> **REQUIRED TASK**
Find the lines containing the word "SNACKLUB" and copy every one of them.

Saved data entries
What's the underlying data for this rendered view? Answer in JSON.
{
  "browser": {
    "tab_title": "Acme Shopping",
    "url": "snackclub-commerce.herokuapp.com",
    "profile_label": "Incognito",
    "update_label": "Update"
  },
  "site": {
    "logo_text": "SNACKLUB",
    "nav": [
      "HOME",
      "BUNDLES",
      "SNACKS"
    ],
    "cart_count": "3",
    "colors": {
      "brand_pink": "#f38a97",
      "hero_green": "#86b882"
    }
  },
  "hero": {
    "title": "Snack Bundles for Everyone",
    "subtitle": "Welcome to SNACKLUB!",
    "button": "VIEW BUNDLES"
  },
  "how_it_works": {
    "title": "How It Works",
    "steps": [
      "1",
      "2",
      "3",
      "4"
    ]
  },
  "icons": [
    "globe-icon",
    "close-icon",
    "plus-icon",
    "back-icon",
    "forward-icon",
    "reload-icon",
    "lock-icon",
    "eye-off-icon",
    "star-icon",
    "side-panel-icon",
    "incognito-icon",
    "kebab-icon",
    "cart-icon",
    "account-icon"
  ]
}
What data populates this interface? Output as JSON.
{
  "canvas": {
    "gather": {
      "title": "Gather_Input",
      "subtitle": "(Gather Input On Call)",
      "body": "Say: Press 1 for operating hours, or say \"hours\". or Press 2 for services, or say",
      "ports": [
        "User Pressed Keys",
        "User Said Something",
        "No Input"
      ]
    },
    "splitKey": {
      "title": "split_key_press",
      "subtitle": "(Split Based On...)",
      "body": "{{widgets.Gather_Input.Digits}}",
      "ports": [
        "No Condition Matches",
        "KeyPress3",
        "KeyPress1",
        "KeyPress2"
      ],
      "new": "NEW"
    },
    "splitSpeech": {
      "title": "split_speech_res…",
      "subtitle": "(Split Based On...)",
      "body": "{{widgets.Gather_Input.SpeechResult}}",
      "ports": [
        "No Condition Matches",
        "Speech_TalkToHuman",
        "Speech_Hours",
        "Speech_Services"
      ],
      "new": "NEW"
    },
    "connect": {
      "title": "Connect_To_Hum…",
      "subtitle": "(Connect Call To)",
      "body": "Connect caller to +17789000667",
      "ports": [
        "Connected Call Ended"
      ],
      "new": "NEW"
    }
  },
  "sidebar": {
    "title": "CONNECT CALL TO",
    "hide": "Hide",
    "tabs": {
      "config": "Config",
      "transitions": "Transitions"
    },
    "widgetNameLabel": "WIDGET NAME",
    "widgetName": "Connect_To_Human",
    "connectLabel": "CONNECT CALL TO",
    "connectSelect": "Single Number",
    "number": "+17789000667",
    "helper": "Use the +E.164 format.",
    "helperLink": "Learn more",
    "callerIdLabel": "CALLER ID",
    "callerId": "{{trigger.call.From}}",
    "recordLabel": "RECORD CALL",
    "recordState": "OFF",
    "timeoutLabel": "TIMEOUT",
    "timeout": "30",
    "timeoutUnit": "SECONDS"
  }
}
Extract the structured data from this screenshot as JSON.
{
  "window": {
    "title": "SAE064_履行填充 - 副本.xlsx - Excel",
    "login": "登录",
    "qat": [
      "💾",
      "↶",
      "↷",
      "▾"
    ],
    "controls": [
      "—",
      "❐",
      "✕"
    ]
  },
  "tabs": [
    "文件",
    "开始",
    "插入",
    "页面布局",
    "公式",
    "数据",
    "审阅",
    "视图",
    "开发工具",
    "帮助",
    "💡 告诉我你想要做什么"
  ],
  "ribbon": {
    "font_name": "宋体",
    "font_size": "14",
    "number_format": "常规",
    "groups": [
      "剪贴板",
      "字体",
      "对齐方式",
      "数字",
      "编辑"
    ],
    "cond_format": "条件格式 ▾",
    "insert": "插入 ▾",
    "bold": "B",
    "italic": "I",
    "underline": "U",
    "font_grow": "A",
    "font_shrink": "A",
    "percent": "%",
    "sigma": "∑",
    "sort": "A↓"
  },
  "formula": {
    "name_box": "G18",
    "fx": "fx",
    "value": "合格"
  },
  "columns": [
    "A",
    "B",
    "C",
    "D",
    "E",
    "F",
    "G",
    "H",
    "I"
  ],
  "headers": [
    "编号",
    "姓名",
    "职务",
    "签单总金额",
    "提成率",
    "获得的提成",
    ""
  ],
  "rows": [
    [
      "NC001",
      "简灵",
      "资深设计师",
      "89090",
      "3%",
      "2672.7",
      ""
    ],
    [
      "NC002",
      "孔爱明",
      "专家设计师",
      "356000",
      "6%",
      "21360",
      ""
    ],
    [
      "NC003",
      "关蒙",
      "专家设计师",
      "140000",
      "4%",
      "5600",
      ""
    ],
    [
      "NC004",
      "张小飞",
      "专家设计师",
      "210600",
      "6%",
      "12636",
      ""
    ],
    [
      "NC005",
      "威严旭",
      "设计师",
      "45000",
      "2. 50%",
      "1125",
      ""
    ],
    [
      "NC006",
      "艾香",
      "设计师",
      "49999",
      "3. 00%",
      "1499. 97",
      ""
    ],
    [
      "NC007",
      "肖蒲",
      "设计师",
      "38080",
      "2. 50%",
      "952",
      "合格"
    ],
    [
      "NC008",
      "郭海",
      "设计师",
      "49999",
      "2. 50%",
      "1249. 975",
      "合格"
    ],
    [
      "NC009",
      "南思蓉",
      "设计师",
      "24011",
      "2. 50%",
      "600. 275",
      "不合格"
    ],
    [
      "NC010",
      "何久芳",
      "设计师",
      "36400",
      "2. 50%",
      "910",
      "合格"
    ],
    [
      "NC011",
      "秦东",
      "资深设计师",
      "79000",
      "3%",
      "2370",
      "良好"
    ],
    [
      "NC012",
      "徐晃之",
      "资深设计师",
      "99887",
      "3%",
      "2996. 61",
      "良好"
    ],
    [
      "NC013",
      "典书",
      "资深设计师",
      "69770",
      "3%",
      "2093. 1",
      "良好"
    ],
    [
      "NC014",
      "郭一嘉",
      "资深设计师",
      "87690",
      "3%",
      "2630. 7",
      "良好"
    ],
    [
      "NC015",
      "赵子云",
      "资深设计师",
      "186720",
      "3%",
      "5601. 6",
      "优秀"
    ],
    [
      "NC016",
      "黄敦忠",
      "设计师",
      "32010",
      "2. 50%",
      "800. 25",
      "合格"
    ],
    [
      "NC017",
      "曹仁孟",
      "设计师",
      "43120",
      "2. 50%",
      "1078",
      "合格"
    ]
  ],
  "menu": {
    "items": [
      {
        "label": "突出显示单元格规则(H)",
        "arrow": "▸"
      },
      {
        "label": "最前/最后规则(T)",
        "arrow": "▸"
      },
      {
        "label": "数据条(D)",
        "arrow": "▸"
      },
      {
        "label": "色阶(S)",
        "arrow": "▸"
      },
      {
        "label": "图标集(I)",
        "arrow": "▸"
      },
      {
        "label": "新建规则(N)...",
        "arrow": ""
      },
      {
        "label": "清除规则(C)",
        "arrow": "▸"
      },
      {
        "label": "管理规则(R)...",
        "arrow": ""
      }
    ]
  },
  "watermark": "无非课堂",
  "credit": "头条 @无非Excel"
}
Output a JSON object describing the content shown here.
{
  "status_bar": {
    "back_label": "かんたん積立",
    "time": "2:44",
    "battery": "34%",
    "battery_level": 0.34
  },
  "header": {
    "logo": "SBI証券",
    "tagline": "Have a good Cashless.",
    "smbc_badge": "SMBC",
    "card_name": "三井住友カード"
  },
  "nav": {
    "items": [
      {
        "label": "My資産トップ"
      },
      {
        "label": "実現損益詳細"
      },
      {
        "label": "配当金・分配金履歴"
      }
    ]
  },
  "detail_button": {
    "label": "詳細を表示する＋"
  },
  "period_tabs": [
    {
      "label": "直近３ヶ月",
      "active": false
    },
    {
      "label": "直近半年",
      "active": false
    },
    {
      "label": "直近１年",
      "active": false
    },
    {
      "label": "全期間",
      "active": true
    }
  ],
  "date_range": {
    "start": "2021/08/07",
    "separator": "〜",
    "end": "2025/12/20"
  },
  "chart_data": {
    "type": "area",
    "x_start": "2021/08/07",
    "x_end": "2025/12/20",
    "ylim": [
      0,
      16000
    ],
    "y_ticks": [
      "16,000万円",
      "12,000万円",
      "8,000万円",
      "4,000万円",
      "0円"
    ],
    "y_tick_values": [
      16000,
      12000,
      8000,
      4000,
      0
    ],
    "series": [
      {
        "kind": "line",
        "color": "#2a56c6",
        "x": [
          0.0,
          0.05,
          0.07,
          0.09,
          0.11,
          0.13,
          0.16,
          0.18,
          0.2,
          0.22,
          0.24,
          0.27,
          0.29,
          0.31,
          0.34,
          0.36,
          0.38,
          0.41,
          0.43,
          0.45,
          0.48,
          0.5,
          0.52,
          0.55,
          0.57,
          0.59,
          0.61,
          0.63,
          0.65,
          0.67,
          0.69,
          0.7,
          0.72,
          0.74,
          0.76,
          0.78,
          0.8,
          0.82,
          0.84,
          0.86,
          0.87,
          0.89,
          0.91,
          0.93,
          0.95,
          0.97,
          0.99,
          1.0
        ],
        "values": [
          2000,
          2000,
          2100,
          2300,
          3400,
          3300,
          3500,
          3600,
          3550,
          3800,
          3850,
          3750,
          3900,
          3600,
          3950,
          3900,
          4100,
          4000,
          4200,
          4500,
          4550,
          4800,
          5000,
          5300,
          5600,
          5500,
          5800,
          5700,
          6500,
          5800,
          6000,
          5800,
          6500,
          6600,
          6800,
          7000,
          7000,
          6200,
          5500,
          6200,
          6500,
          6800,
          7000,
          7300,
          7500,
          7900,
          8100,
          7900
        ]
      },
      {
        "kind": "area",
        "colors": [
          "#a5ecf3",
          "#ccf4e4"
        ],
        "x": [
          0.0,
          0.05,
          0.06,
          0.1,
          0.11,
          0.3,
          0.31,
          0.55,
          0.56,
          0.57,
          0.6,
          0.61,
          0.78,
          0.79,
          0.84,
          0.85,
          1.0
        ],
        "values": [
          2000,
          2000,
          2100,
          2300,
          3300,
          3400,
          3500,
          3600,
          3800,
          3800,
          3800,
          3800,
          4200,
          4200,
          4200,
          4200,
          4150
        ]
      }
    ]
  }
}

> **OUTPUT FOR THIS EXERCISE**
    "logo_text": "SNACKLUB",
    "subtitle": "Welcome to SNACKLUB!",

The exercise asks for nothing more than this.